Instruction >> Note each line that includes the word "销项税额抵减". Copy those lines.

Entries >>
## Begin

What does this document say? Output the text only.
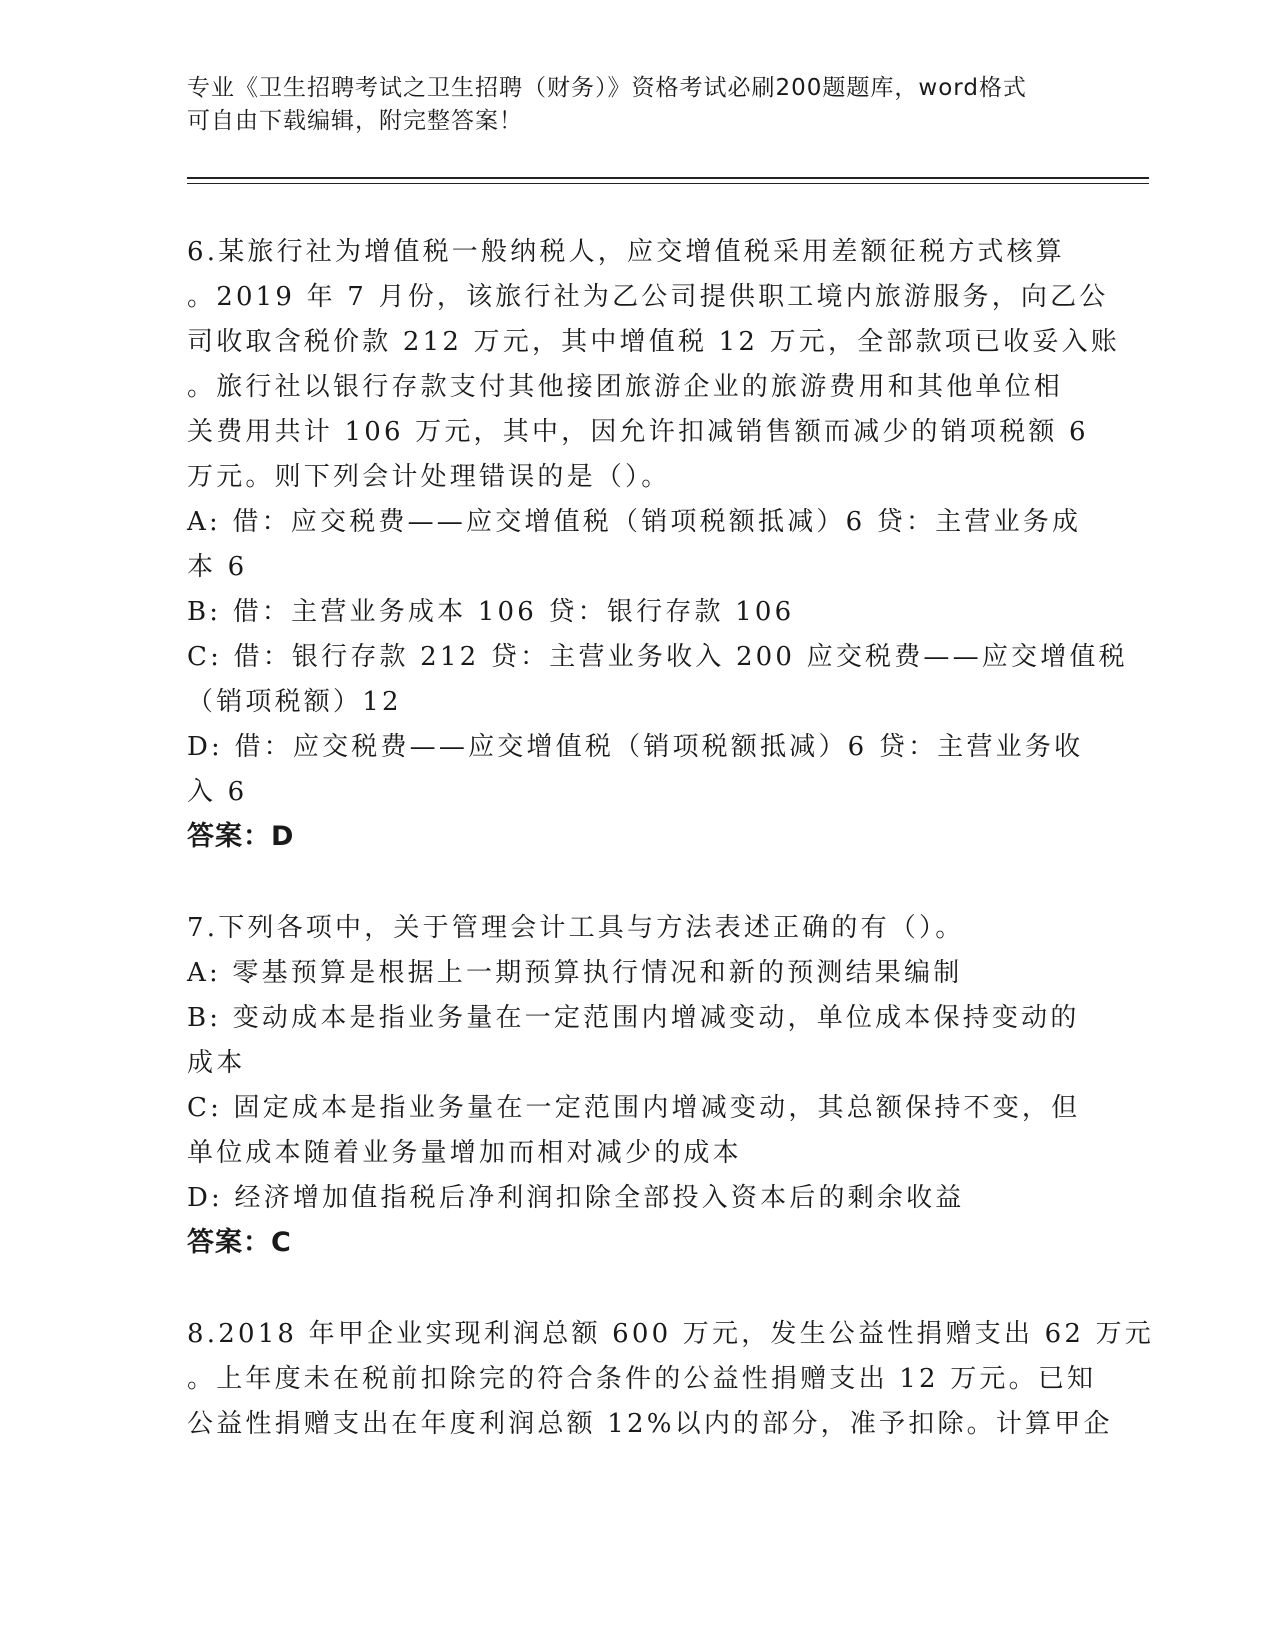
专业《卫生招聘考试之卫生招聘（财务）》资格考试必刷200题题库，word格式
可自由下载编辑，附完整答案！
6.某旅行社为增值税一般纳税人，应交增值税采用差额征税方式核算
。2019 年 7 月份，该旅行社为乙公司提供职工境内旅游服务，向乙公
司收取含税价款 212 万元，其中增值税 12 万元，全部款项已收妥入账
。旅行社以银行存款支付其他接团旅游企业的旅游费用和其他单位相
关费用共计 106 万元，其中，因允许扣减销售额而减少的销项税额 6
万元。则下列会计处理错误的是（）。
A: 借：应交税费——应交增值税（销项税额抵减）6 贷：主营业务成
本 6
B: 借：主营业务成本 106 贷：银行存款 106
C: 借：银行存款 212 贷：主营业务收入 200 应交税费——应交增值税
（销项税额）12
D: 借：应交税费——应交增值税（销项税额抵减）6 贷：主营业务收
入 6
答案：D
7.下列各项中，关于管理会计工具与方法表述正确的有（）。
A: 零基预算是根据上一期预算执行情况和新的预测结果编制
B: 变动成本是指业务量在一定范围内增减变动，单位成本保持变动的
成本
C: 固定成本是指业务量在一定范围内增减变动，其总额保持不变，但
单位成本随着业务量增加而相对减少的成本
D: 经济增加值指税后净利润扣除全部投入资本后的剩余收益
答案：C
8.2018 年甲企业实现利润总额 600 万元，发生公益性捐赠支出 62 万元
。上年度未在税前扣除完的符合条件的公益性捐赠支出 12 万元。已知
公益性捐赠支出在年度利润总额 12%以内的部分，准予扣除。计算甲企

## End
## Begin

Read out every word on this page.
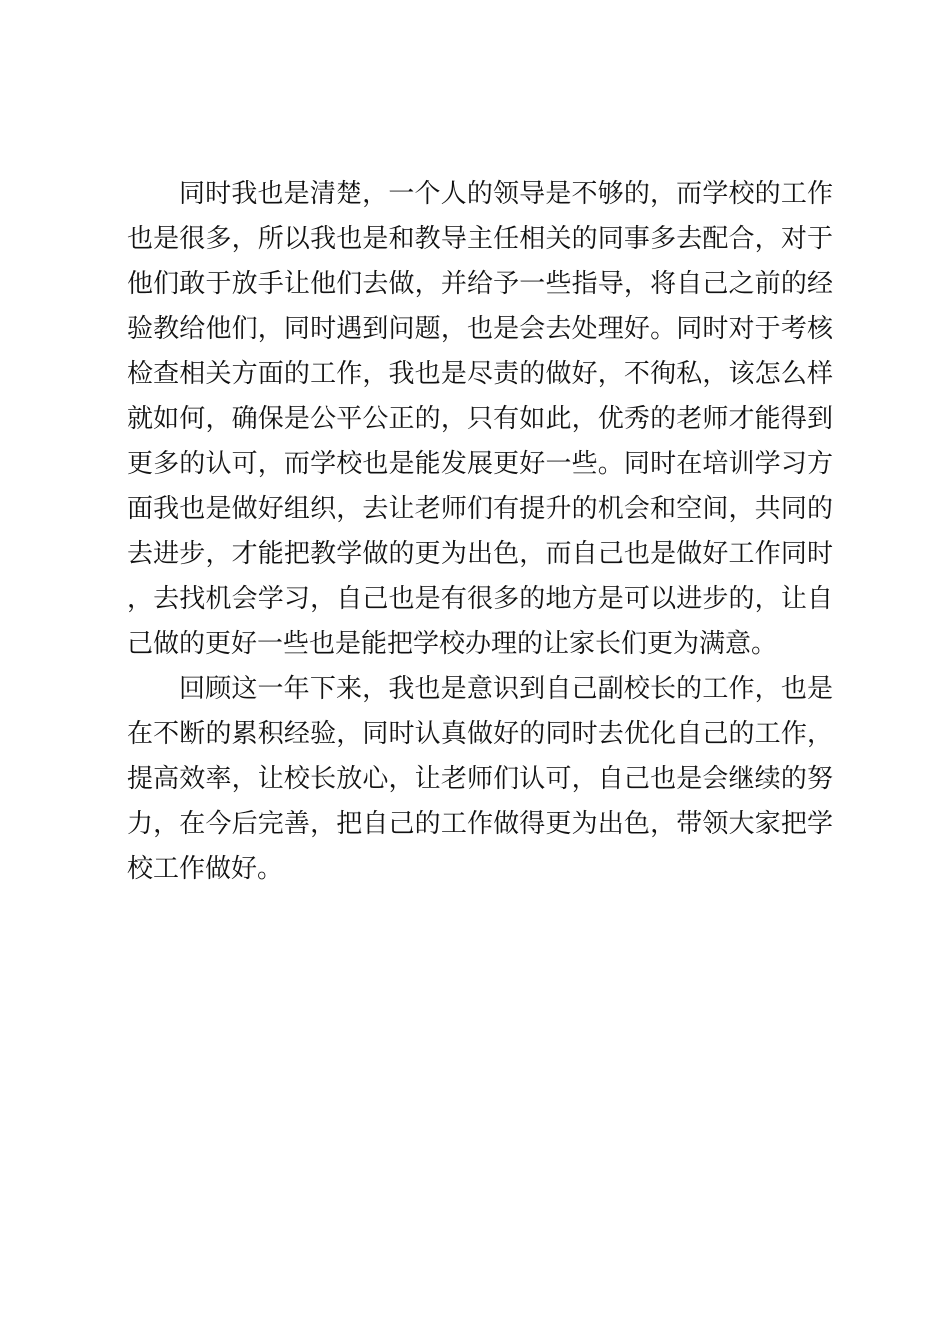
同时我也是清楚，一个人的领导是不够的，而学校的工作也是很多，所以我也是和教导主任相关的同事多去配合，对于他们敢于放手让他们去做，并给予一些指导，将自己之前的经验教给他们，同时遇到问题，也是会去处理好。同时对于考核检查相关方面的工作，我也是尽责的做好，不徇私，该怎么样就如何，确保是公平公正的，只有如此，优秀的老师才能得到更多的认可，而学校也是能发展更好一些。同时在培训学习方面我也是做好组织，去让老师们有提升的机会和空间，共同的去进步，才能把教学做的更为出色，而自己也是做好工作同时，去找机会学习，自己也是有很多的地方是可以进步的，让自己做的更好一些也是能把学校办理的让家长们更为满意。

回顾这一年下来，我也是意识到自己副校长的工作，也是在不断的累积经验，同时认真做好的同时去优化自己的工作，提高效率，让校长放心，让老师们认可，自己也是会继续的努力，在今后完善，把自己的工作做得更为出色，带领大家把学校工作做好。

## End

Result for this task >>
A: 借：应交税费——应交增值税（销项税额抵减）6 贷：主营业务成
D: 借：应交税费——应交增值税（销项税额抵减）6 贷：主营业务收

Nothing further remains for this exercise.